• [Given instruction]
Reproduce the following material exactly, including every line.

• [The records]
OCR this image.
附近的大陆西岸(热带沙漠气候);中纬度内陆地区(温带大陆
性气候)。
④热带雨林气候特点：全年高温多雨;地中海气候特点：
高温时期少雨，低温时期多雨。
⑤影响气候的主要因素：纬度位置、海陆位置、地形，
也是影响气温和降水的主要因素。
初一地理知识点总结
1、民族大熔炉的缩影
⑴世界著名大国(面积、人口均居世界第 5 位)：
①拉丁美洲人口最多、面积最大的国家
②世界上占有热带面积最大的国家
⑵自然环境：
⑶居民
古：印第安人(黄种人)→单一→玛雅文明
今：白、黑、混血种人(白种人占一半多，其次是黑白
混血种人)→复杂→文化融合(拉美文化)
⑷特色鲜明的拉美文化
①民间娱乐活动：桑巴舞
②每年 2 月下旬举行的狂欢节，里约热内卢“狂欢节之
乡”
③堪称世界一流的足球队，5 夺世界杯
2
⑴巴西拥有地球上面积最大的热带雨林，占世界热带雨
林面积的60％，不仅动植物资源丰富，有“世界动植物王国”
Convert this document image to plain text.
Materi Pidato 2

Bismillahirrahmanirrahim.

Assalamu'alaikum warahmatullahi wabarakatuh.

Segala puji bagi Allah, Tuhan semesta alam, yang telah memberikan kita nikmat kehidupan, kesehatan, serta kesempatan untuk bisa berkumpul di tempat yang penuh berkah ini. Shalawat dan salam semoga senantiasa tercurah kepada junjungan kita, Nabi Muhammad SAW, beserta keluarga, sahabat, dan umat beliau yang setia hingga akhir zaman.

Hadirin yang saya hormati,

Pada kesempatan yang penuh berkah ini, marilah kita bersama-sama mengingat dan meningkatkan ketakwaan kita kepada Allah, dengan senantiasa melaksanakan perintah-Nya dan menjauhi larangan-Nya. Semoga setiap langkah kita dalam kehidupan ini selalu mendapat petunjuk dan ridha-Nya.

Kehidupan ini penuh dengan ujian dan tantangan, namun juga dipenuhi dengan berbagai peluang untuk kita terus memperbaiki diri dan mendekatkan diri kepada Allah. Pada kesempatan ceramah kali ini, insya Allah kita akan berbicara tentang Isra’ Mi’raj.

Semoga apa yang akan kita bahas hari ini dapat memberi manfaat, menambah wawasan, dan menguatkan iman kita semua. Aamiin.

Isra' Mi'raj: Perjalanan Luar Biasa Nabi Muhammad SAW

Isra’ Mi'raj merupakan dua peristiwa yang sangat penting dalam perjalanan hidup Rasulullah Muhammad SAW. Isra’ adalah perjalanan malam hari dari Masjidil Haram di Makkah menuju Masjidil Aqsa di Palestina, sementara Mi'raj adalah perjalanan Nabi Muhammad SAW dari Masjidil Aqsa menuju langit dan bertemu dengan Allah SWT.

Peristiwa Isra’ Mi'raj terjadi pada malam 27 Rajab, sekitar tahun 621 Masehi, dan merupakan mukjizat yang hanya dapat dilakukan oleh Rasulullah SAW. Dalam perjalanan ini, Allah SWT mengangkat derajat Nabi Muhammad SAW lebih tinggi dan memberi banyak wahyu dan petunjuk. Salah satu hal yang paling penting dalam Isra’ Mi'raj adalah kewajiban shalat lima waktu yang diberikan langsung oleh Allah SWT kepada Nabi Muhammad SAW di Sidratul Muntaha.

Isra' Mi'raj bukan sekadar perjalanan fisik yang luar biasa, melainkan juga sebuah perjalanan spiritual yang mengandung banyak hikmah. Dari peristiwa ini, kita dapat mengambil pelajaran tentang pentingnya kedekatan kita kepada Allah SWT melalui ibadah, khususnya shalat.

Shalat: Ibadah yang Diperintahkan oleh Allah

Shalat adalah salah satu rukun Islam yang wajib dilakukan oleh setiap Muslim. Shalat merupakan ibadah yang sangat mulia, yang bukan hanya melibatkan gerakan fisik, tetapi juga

• [Exercise solution]
OCR this image.
附近的大陆西岸(热带沙漠气候);中纬度内陆地区(温带大陆
性气候)。
④热带雨林气候特点：全年高温多雨;地中海气候特点：
高温时期少雨，低温时期多雨。
⑤影响气候的主要因素：纬度位置、海陆位置、地形，
也是影响气温和降水的主要因素。
初一地理知识点总结
1、民族大熔炉的缩影
⑴世界著名大国(面积、人口均居世界第 5 位)：
①拉丁美洲人口最多、面积最大的国家
②世界上占有热带面积最大的国家
⑵自然环境：
⑶居民
古：印第安人(黄种人)→单一→玛雅文明
今：白、黑、混血种人(白种人占一半多，其次是黑白
混血种人)→复杂→文化融合(拉美文化)
⑷特色鲜明的拉美文化
①民间娱乐活动：桑巴舞
②每年 2 月下旬举行的狂欢节，里约热内卢“狂欢节之
乡”
③堪称世界一流的足球队，5 夺世界杯
2
⑴巴西拥有地球上面积最大的热带雨林，占世界热带雨
林面积的60％，不仅动植物资源丰富，有“世界动植物王国”
Convert this document image to plain text.
Materi Pidato 2

Bismillahirrahmanirrahim.

Assalamu'alaikum warahmatullahi wabarakatuh.

Segala puji bagi Allah, Tuhan semesta alam, yang telah memberikan kita nikmat kehidupan, kesehatan, serta kesempatan untuk bisa berkumpul di tempat yang penuh berkah ini. Shalawat dan salam semoga senantiasa tercurah kepada junjungan kita, Nabi Muhammad SAW, beserta keluarga, sahabat, dan umat beliau yang setia hingga akhir zaman.

Hadirin yang saya hormati,

Pada kesempatan yang penuh berkah ini, marilah kita bersama-sama mengingat dan meningkatkan ketakwaan kita kepada Allah, dengan senantiasa melaksanakan perintah-Nya dan menjauhi larangan-Nya. Semoga setiap langkah kita dalam kehidupan ini selalu mendapat petunjuk dan ridha-Nya.

Kehidupan ini penuh dengan ujian dan tantangan, namun juga dipenuhi dengan berbagai peluang untuk kita terus memperbaiki diri dan mendekatkan diri kepada Allah. Pada kesempatan ceramah kali ini, insya Allah kita akan berbicara tentang Isra’ Mi’raj.

Semoga apa yang akan kita bahas hari ini dapat memberi manfaat, menambah wawasan, dan menguatkan iman kita semua. Aamiin.

Isra' Mi'raj: Perjalanan Luar Biasa Nabi Muhammad SAW

Isra’ Mi'raj merupakan dua peristiwa yang sangat penting dalam perjalanan hidup Rasulullah Muhammad SAW. Isra’ adalah perjalanan malam hari dari Masjidil Haram di Makkah menuju Masjidil Aqsa di Palestina, sementara Mi'raj adalah perjalanan Nabi Muhammad SAW dari Masjidil Aqsa menuju langit dan bertemu dengan Allah SWT.

Peristiwa Isra’ Mi'raj terjadi pada malam 27 Rajab, sekitar tahun 621 Masehi, dan merupakan mukjizat yang hanya dapat dilakukan oleh Rasulullah SAW. Dalam perjalanan ini, Allah SWT mengangkat derajat Nabi Muhammad SAW lebih tinggi dan memberi banyak wahyu dan petunjuk. Salah satu hal yang paling penting dalam Isra’ Mi'raj adalah kewajiban shalat lima waktu yang diberikan langsung oleh Allah SWT kepada Nabi Muhammad SAW di Sidratul Muntaha.

Isra' Mi'raj bukan sekadar perjalanan fisik yang luar biasa, melainkan juga sebuah perjalanan spiritual yang mengandung banyak hikmah. Dari peristiwa ini, kita dapat mengambil pelajaran tentang pentingnya kedekatan kita kepada Allah SWT melalui ibadah, khususnya shalat.

Shalat: Ibadah yang Diperintahkan oleh Allah

Shalat adalah salah satu rukun Islam yang wajib dilakukan oleh setiap Muslim. Shalat merupakan ibadah yang sangat mulia, yang bukan hanya melibatkan gerakan fisik, tetapi juga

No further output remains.